══ Provided information
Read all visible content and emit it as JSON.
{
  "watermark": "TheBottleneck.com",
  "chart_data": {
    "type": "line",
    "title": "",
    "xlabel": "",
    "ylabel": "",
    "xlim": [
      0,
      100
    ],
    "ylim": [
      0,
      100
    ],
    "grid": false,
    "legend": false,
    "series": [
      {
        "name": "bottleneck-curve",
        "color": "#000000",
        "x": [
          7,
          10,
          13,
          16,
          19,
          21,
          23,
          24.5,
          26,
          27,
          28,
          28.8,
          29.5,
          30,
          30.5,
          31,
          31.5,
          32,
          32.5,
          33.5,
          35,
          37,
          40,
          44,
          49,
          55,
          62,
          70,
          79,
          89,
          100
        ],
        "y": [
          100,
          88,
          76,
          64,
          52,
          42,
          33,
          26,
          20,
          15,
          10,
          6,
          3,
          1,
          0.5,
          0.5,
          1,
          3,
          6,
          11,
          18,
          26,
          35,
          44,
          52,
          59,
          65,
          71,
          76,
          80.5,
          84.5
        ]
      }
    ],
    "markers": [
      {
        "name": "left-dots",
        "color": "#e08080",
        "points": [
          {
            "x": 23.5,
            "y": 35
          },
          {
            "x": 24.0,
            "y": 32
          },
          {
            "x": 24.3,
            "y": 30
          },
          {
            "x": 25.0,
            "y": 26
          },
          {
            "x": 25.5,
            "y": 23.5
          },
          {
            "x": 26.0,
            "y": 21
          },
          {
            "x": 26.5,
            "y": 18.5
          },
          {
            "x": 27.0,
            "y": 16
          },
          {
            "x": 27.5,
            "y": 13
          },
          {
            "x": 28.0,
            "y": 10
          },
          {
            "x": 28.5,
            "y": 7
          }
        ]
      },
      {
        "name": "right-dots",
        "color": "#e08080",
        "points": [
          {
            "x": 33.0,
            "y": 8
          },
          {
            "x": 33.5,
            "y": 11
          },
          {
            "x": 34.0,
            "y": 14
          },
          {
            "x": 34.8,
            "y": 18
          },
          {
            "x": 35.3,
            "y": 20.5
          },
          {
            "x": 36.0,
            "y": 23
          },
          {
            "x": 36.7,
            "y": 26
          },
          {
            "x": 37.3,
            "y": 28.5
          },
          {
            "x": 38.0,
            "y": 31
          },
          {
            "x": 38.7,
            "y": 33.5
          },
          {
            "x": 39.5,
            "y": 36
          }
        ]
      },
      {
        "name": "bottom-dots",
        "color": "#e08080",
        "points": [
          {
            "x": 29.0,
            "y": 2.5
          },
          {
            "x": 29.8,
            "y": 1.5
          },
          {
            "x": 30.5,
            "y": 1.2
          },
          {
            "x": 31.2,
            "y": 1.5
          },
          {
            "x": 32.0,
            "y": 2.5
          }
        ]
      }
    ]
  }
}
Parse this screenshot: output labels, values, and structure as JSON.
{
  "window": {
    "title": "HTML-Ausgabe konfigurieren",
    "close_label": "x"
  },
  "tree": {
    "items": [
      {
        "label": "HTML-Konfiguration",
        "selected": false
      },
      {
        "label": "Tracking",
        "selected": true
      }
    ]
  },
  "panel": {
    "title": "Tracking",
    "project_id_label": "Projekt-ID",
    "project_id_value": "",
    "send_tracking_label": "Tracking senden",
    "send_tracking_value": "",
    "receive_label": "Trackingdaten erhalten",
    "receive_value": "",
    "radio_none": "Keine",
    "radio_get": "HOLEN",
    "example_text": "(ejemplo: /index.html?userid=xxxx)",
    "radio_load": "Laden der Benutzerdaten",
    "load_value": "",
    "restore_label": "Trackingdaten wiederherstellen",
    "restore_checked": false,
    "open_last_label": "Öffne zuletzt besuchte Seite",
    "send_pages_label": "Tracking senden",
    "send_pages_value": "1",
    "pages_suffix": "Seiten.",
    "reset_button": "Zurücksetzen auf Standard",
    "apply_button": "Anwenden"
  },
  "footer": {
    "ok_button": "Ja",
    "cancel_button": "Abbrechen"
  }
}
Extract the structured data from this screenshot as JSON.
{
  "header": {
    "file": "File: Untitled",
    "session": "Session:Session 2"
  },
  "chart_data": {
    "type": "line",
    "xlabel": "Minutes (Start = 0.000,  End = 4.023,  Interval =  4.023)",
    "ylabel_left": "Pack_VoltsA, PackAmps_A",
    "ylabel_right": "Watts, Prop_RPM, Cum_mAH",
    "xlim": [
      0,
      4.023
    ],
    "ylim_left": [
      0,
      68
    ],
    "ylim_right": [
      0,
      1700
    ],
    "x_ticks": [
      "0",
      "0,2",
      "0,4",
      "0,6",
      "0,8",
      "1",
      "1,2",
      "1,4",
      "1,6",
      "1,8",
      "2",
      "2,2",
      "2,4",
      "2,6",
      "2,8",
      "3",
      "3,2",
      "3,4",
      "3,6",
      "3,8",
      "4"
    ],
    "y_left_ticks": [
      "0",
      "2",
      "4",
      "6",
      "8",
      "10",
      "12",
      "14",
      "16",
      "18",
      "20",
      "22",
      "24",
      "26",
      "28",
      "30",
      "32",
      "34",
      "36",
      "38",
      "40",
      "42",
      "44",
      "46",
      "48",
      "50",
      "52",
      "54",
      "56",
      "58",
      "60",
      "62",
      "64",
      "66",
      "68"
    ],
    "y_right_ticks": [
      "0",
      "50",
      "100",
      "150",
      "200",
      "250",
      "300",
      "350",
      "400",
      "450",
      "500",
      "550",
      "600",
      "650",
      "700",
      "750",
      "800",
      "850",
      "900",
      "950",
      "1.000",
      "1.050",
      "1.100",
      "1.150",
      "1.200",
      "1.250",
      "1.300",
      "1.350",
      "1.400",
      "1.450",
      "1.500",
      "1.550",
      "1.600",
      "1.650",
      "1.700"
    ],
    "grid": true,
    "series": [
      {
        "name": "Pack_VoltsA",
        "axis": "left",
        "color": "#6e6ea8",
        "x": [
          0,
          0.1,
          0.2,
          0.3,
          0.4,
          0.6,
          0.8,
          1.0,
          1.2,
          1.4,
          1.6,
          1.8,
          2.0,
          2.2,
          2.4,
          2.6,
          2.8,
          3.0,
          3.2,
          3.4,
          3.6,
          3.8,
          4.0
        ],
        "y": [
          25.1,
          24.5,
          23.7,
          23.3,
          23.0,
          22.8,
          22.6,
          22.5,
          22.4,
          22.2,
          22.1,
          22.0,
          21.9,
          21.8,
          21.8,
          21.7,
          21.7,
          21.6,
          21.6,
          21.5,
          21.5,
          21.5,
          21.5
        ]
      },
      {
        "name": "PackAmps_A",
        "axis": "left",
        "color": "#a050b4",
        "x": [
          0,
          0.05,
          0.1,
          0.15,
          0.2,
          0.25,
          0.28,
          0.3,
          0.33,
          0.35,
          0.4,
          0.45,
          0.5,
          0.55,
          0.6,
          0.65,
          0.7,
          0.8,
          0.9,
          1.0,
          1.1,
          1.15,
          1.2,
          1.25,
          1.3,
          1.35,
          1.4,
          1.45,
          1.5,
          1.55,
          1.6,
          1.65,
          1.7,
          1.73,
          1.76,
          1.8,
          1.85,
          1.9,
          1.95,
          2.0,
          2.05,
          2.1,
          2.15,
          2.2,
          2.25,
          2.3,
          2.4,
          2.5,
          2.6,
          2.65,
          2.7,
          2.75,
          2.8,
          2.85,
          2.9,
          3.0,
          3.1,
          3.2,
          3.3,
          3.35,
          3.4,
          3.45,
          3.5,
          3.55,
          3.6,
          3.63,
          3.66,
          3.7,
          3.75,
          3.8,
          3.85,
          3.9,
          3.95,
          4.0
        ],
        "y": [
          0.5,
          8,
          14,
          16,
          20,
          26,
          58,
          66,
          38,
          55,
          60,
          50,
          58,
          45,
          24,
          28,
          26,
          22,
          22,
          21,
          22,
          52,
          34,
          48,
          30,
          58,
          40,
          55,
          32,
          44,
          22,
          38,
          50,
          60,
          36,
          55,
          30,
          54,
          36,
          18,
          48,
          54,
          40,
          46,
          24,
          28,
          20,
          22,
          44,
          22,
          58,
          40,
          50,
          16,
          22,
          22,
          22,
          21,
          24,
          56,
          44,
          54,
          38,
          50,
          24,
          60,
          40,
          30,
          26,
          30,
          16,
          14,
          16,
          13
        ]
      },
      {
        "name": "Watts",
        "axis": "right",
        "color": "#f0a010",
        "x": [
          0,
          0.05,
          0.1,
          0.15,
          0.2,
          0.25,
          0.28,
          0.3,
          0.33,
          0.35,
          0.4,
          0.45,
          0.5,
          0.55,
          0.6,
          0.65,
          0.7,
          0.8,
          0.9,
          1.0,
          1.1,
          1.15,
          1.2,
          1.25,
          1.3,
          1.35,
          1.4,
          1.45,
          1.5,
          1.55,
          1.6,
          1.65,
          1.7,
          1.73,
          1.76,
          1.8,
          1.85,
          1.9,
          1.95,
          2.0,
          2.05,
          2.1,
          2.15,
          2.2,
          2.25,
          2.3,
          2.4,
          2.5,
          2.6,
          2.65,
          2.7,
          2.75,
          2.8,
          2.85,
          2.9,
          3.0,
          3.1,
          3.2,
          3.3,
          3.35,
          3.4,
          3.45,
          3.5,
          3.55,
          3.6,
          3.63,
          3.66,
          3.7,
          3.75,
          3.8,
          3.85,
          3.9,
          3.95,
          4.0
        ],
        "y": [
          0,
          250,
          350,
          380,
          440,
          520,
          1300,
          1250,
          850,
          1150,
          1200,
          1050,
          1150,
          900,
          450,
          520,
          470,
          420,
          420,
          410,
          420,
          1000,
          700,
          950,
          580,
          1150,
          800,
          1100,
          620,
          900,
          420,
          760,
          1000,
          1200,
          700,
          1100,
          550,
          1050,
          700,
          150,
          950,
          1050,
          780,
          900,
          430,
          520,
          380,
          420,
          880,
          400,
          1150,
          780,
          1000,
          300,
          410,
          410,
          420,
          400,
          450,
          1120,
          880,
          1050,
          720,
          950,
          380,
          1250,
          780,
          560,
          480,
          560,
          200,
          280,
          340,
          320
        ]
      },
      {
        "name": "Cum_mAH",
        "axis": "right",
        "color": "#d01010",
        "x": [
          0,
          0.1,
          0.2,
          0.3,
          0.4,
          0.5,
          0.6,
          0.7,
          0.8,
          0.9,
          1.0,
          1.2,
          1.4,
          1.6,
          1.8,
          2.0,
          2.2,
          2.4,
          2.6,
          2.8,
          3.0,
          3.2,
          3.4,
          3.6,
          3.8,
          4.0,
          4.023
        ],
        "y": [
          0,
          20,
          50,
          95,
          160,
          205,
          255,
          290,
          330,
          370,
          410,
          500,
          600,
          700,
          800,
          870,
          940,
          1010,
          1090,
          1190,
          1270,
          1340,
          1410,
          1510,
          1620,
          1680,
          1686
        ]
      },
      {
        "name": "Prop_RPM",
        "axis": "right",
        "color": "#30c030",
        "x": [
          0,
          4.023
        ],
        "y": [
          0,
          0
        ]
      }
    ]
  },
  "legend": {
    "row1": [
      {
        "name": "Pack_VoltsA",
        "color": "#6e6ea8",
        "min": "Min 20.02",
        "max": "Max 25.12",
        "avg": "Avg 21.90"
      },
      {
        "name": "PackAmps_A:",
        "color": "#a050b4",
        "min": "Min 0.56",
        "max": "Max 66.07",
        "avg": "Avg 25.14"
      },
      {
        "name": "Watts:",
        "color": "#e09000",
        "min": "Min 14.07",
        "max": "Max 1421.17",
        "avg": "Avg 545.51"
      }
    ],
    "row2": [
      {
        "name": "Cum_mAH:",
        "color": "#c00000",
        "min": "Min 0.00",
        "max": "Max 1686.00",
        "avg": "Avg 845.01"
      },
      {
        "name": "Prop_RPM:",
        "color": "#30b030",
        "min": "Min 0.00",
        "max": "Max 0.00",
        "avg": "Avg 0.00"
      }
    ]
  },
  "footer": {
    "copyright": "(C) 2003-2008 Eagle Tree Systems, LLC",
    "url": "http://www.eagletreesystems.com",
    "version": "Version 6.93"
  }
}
════
▸ What you are asked to do:
Locate the word "false" in the records and collect each line it appears in.

▸ Response to this task:
    "grid": false,
    "legend": false,
        "selected": false
    "restore_checked": false,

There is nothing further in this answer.